Read the lines that follow and pick out every one containing the word "tuberculosis".

--- Start ---

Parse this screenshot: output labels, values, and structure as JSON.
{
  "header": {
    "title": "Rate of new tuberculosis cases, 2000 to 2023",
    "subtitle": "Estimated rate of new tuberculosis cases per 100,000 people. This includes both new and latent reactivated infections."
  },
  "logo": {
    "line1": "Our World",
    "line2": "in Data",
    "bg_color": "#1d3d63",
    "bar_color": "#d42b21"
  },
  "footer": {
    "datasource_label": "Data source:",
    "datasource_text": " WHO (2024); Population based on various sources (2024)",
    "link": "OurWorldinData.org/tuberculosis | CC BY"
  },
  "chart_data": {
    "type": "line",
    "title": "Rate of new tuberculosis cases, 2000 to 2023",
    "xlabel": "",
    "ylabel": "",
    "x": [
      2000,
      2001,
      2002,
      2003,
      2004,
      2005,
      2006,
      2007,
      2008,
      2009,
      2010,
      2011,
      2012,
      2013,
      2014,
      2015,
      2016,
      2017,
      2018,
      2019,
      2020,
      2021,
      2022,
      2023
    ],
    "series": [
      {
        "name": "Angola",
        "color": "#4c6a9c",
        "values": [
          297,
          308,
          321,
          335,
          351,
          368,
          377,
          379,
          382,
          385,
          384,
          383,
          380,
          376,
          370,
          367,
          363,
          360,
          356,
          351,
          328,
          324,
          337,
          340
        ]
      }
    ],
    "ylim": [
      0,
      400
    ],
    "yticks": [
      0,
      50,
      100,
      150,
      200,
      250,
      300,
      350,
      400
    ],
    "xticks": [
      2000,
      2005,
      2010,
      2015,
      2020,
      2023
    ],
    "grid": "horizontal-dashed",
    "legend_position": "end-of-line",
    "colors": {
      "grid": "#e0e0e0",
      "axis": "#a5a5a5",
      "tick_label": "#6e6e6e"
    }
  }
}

--- End ---

In response
    "title": "Rate of new tuberculosis cases, 2000 to 2023",
    "subtitle": "Estimated rate of new tuberculosis cases per 100,000 people. This includes both new and latent reactivated infections."
    "link": "OurWorldinData.org/tuberculosis | CC BY"
    "title": "Rate of new tuberculosis cases, 2000 to 2023",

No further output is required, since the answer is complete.